* **PROBLEM DETAILS**: Please, without the pictures, restate every entry exactly.

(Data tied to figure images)
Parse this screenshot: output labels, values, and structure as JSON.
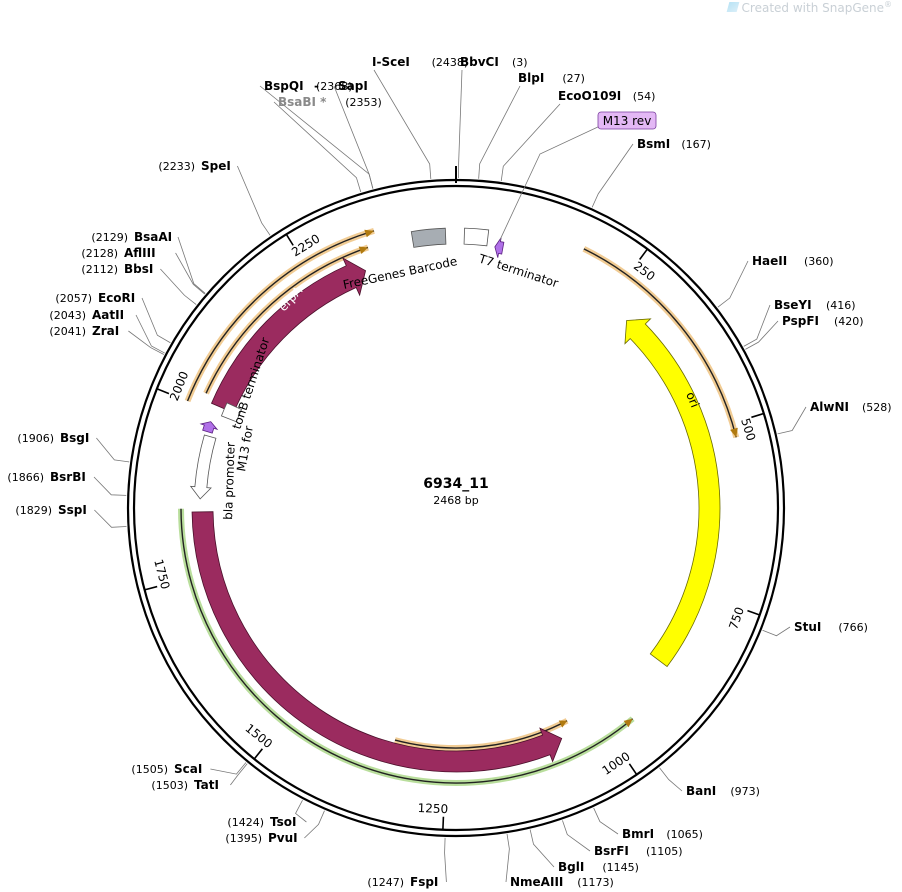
{
  "watermark": {
    "prefix": "Created with ",
    "brand": "SnapGene",
    "reg": "®"
  },
  "plasmid": {
    "name": "6934_11",
    "length_label": "2468 bp"
  },
  "ticks": [
    {
      "label": "250"
    },
    {
      "label": "500"
    },
    {
      "label": "750"
    },
    {
      "label": "1000"
    },
    {
      "label": "1250"
    },
    {
      "label": "1500"
    },
    {
      "label": "1750"
    },
    {
      "label": "2000"
    },
    {
      "label": "2250"
    }
  ],
  "enzymes": [
    {
      "name": "I-SceI",
      "pos": "(2438)"
    },
    {
      "name": "BbvCI",
      "pos": "(3)"
    },
    {
      "name": "BlpI",
      "pos": "(27)"
    },
    {
      "name": "EcoO109I",
      "pos": "(54)"
    },
    {
      "name": "BspQI",
      "pos": "(2368)"
    },
    {
      "name": "SapI",
      "pos": ""
    },
    {
      "name": "BsaBI *",
      "pos": "(2353)"
    },
    {
      "name": "BsmI",
      "pos": "(167)"
    },
    {
      "name": "SpeI",
      "pos": "(2233)"
    },
    {
      "name": "BsaAI",
      "pos": "(2129)"
    },
    {
      "name": "AflIII",
      "pos": "(2128)"
    },
    {
      "name": "BbsI",
      "pos": "(2112)"
    },
    {
      "name": "HaeII",
      "pos": "(360)"
    },
    {
      "name": "BseYI",
      "pos": "(416)"
    },
    {
      "name": "PspFI",
      "pos": "(420)"
    },
    {
      "name": "EcoRI",
      "pos": "(2057)"
    },
    {
      "name": "AatII",
      "pos": "(2043)"
    },
    {
      "name": "ZraI",
      "pos": "(2041)"
    },
    {
      "name": "AlwNI",
      "pos": "(528)"
    },
    {
      "name": "BsgI",
      "pos": "(1906)"
    },
    {
      "name": "BsrBI",
      "pos": "(1866)"
    },
    {
      "name": "SspI",
      "pos": "(1829)"
    },
    {
      "name": "StuI",
      "pos": "(766)"
    },
    {
      "name": "ScaI",
      "pos": "(1505)"
    },
    {
      "name": "TatI",
      "pos": "(1503)"
    },
    {
      "name": "BanI",
      "pos": "(973)"
    },
    {
      "name": "TsoI",
      "pos": "(1424)"
    },
    {
      "name": "PvuI",
      "pos": "(1395)"
    },
    {
      "name": "BmrI",
      "pos": "(1065)"
    },
    {
      "name": "BsrFI",
      "pos": "(1105)"
    },
    {
      "name": "BglI",
      "pos": "(1145)"
    },
    {
      "name": "NmeAIII",
      "pos": "(1173)"
    },
    {
      "name": "FspI",
      "pos": "(1247)"
    }
  ],
  "features": {
    "primer_m13rev": "M13 rev",
    "t7_terminator": "T7 terminator",
    "freegenes_barcode": "FreeGenes Barcode",
    "erpA": "erpA",
    "tonB_terminator": "tonB terminator",
    "m13_for": "M13 for",
    "bla_promoter": "bla promoter",
    "ori": "ori",
    "bla": "bla"
  },
  "colors": {
    "bla": "#9b2b5f",
    "erpA": "#9b2b5f",
    "ori": "#ffff00",
    "barcode": "#a7adb3",
    "primer": "#b070e8",
    "primer_label_bg": "#e3b8f5",
    "orf_orange": "#e6a23c",
    "orf_green": "#7fc24a"
  }
}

* **RESPONSE TO THIS EXERCISE**:
Parse this screenshot: output labels, values, and structure as JSON.
{
  "watermark": {
    "prefix": "Created with ",
    "brand": "SnapGene",
    "reg": "®"
  },
  "plasmid": {
    "name": "6934_11",
    "length_label": "2468 bp"
  },
  "ticks": [
    {
      "label": "250"
    },
    {
      "label": "500"
    },
    {
      "label": "750"
    },
    {
      "label": "1000"
    },
    {
      "label": "1250"
    },
    {
      "label": "1500"
    },
    {
      "label": "1750"
    },
    {
      "label": "2000"
    },
    {
      "label": "2250"
    }
  ],
  "enzymes": [
    {
      "name": "I-SceI",
      "pos": "(2438)"
    },
    {
      "name": "BbvCI",
      "pos": "(3)"
    },
    {
      "name": "BlpI",
      "pos": "(27)"
    },
    {
      "name": "EcoO109I",
      "pos": "(54)"
    },
    {
      "name": "BspQI",
      "pos": "(2368)"
    },
    {
      "name": "SapI",
      "pos": ""
    },
    {
      "name": "BsaBI *",
      "pos": "(2353)"
    },
    {
      "name": "BsmI",
      "pos": "(167)"
    },
    {
      "name": "SpeI",
      "pos": "(2233)"
    },
    {
      "name": "BsaAI",
      "pos": "(2129)"
    },
    {
      "name": "AflIII",
      "pos": "(2128)"
    },
    {
      "name": "BbsI",
      "pos": "(2112)"
    },
    {
      "name": "HaeII",
      "pos": "(360)"
    },
    {
      "name": "BseYI",
      "pos": "(416)"
    },
    {
      "name": "PspFI",
      "pos": "(420)"
    },
    {
      "name": "EcoRI",
      "pos": "(2057)"
    },
    {
      "name": "AatII",
      "pos": "(2043)"
    },
    {
      "name": "ZraI",
      "pos": "(2041)"
    },
    {
      "name": "AlwNI",
      "pos": "(528)"
    },
    {
      "name": "BsgI",
      "pos": "(1906)"
    },
    {
      "name": "BsrBI",
      "pos": "(1866)"
    },
    {
      "name": "SspI",
      "pos": "(1829)"
    },
    {
      "name": "StuI",
      "pos": "(766)"
    },
    {
      "name": "ScaI",
      "pos": "(1505)"
    },
    {
      "name": "TatI",
      "pos": "(1503)"
    },
    {
      "name": "BanI",
      "pos": "(973)"
    },
    {
      "name": "TsoI",
      "pos": "(1424)"
    },
    {
      "name": "PvuI",
      "pos": "(1395)"
    },
    {
      "name": "BmrI",
      "pos": "(1065)"
    },
    {
      "name": "BsrFI",
      "pos": "(1105)"
    },
    {
      "name": "BglI",
      "pos": "(1145)"
    },
    {
      "name": "NmeAIII",
      "pos": "(1173)"
    },
    {
      "name": "FspI",
      "pos": "(1247)"
    }
  ],
  "features": {
    "primer_m13rev": "M13 rev",
    "t7_terminator": "T7 terminator",
    "freegenes_barcode": "FreeGenes Barcode",
    "erpA": "erpA",
    "tonB_terminator": "tonB terminator",
    "m13_for": "M13 for",
    "bla_promoter": "bla promoter",
    "ori": "ori",
    "bla": "bla"
  },
  "colors": {
    "bla": "#9b2b5f",
    "erpA": "#9b2b5f",
    "ori": "#ffff00",
    "barcode": "#a7adb3",
    "primer": "#b070e8",
    "primer_label_bg": "#e3b8f5",
    "orf_orange": "#e6a23c",
    "orf_green": "#7fc24a"
  }
}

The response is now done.